To be done = Set down exactly the lines from the one containing "Give me a plain-text" through the end of the records below, both included, and nothing else.

Given information =
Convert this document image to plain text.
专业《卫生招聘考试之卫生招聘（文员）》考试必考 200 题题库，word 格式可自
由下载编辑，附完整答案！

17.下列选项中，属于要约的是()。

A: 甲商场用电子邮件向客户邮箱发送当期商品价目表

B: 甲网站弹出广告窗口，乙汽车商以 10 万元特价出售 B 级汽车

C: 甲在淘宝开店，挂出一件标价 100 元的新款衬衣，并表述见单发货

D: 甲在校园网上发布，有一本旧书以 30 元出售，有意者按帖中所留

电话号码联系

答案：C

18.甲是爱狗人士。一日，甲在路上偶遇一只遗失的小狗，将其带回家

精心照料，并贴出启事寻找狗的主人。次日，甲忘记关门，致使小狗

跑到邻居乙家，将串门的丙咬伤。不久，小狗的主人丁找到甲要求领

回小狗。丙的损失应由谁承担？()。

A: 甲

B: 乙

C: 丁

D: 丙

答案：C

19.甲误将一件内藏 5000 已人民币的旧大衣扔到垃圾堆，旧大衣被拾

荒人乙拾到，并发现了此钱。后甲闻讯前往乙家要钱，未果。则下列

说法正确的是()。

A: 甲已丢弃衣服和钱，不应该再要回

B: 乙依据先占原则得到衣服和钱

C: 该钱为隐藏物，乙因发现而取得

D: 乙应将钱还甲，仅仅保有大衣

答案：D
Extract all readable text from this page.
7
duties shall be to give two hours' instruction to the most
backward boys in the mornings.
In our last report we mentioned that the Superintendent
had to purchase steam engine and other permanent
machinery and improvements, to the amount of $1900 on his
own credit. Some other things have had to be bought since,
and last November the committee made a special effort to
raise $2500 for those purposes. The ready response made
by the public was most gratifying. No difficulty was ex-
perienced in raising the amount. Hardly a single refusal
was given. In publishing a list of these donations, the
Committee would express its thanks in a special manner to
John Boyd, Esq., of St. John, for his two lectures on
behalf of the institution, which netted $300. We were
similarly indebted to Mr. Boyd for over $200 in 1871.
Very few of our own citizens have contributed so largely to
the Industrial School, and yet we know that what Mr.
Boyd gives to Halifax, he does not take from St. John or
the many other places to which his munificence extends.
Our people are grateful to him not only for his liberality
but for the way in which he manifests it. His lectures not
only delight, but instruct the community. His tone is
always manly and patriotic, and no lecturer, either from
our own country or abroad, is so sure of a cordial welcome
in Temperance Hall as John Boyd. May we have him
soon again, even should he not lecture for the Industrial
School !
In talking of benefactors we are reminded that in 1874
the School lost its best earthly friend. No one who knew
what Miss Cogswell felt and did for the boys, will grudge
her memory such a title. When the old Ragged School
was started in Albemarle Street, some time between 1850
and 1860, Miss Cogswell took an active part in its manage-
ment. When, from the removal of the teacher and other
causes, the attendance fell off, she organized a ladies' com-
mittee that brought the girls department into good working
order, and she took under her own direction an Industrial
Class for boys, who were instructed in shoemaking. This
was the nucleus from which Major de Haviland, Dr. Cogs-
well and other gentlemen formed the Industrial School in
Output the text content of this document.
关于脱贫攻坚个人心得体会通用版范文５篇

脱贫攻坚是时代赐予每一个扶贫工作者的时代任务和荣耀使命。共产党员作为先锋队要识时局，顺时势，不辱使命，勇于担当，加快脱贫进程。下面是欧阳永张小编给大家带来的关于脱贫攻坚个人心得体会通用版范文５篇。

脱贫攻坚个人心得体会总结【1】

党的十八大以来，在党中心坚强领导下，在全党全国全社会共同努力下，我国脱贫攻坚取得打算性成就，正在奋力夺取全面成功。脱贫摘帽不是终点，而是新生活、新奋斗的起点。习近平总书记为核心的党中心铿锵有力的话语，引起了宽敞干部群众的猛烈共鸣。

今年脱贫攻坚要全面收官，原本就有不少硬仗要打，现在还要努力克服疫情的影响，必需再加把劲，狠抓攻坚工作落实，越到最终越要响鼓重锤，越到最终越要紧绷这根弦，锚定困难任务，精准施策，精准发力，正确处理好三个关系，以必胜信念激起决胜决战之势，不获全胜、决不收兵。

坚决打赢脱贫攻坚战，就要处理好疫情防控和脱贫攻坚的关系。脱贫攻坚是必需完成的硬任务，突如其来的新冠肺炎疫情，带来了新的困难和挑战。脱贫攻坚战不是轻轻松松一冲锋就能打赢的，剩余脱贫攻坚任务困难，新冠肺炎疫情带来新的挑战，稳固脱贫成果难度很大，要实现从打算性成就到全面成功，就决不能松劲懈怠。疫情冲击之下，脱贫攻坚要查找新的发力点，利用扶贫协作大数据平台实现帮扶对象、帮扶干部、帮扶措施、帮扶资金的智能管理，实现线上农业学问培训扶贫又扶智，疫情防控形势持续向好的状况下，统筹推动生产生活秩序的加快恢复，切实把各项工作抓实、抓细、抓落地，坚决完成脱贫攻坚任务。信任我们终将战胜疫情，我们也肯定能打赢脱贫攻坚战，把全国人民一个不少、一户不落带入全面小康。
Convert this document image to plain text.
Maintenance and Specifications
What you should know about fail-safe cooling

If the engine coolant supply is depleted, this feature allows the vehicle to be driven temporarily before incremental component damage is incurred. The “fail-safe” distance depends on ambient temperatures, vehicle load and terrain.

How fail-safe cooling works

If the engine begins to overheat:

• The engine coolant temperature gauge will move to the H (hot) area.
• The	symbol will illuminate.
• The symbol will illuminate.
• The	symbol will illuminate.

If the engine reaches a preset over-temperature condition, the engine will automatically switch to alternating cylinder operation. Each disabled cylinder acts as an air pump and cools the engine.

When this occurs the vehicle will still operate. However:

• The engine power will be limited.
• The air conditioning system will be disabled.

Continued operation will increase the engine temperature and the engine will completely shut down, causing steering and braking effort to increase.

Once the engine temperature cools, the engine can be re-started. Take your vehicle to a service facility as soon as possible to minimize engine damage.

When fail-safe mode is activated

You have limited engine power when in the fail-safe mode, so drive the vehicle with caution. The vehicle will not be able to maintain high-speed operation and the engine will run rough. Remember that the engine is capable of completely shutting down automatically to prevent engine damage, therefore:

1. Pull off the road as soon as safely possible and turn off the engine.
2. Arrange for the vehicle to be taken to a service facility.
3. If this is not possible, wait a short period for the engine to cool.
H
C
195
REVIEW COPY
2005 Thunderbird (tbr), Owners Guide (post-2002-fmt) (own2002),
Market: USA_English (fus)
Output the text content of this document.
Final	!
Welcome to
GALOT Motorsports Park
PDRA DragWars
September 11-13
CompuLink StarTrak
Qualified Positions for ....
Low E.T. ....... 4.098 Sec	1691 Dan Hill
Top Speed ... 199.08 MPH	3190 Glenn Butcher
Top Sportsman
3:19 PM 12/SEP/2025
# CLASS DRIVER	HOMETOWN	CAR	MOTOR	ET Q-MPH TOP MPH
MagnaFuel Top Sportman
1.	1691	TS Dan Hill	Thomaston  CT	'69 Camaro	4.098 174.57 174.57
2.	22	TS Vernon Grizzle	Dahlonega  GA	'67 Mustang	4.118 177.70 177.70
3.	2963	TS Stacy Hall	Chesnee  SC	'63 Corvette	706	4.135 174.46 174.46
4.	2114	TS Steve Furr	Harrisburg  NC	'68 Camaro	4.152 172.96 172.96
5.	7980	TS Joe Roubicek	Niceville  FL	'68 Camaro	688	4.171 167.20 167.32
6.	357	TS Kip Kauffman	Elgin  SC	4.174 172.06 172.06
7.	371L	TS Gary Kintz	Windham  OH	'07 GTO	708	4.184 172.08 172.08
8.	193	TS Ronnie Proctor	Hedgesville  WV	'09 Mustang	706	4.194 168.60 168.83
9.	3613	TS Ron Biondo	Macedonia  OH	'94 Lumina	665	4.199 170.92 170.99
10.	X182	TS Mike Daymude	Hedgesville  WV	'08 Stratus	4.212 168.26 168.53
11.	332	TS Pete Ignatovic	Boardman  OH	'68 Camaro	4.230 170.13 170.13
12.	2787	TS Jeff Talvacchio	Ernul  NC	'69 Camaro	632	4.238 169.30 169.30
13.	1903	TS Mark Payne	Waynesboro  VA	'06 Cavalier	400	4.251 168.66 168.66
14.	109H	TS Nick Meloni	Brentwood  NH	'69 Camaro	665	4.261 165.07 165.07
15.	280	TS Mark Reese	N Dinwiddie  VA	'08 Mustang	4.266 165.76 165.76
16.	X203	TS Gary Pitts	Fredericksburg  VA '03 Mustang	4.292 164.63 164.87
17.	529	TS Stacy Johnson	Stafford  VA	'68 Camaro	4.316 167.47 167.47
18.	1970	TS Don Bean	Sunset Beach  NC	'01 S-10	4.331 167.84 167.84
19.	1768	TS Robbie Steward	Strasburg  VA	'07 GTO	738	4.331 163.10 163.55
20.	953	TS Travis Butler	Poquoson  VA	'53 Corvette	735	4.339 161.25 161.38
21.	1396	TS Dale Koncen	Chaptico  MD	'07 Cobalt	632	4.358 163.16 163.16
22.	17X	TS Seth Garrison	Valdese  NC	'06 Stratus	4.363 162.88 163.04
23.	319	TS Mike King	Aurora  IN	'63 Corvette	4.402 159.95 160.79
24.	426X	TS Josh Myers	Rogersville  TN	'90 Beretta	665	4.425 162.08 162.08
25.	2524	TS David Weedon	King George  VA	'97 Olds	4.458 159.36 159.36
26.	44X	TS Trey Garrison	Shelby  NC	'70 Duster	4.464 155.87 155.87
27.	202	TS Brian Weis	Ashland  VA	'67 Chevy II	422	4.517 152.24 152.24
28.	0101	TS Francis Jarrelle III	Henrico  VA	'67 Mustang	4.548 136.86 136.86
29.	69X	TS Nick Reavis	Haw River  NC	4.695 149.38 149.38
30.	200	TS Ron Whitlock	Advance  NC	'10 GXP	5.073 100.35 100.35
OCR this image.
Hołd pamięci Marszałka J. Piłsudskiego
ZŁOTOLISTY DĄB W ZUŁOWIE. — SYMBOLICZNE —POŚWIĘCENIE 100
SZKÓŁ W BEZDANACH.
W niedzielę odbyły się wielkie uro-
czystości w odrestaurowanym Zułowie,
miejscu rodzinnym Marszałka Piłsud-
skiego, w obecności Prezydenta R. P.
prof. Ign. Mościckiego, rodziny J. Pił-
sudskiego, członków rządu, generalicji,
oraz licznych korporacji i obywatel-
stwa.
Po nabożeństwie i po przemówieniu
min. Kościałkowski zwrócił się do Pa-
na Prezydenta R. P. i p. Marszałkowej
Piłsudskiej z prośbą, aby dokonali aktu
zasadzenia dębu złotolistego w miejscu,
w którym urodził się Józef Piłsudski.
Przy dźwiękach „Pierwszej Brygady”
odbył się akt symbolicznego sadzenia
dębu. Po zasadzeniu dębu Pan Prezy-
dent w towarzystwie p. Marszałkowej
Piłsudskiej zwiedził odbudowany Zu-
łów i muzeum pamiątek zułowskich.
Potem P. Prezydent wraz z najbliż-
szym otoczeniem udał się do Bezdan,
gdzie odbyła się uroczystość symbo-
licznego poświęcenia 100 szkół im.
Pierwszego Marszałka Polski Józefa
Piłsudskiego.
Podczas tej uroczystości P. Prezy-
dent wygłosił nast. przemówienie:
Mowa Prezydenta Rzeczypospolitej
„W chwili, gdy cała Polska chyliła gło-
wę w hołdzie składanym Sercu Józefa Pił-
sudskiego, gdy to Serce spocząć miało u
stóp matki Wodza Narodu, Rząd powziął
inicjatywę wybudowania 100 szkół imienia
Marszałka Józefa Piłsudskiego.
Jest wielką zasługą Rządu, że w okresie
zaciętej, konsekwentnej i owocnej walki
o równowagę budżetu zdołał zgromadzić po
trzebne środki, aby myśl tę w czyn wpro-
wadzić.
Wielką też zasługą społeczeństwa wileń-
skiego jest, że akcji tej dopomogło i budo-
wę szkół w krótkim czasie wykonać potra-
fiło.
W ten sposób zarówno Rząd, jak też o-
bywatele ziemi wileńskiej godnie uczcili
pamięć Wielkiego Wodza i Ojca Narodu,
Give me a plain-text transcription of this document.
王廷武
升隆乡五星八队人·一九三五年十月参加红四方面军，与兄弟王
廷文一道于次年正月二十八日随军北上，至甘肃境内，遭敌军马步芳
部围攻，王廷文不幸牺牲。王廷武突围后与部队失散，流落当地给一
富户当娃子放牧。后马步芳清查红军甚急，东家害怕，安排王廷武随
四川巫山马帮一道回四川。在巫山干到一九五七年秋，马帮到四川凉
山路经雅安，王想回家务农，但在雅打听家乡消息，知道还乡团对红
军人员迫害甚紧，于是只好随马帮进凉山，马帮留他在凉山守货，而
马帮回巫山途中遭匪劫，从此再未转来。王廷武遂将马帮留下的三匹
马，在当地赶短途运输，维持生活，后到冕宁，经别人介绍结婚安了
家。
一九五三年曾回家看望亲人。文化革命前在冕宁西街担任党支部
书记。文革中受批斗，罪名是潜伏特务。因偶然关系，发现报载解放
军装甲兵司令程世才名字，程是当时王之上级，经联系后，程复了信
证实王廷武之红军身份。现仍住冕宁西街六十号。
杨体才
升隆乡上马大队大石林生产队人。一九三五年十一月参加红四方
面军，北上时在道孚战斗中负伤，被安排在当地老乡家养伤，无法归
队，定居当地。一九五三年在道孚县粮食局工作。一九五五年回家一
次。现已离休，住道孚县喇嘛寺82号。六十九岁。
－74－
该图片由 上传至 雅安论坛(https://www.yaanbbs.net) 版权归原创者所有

The result =
Give me a plain-text transcription of this document.
王廷武
升隆乡五星八队人·一九三五年十月参加红四方面军，与兄弟王
廷文一道于次年正月二十八日随军北上，至甘肃境内，遭敌军马步芳
部围攻，王廷文不幸牺牲。王廷武突围后与部队失散，流落当地给一
富户当娃子放牧。后马步芳清查红军甚急，东家害怕，安排王廷武随
四川巫山马帮一道回四川。在巫山干到一九五七年秋，马帮到四川凉
山路经雅安，王想回家务农，但在雅打听家乡消息，知道还乡团对红
军人员迫害甚紧，于是只好随马帮进凉山，马帮留他在凉山守货，而
马帮回巫山途中遭匪劫，从此再未转来。王廷武遂将马帮留下的三匹
马，在当地赶短途运输，维持生活，后到冕宁，经别人介绍结婚安了
家。
一九五三年曾回家看望亲人。文化革命前在冕宁西街担任党支部
书记。文革中受批斗，罪名是潜伏特务。因偶然关系，发现报载解放
军装甲兵司令程世才名字，程是当时王之上级，经联系后，程复了信
证实王廷武之红军身份。现仍住冕宁西街六十号。
杨体才
升隆乡上马大队大石林生产队人。一九三五年十一月参加红四方
面军，北上时在道孚战斗中负伤，被安排在当地老乡家养伤，无法归
队，定居当地。一九五三年在道孚县粮食局工作。一九五五年回家一
次。现已离休，住道孚县喇嘛寺82号。六十九岁。
－74－
该图片由 上传至 雅安论坛(https://www.yaanbbs.net) 版权归原创者所有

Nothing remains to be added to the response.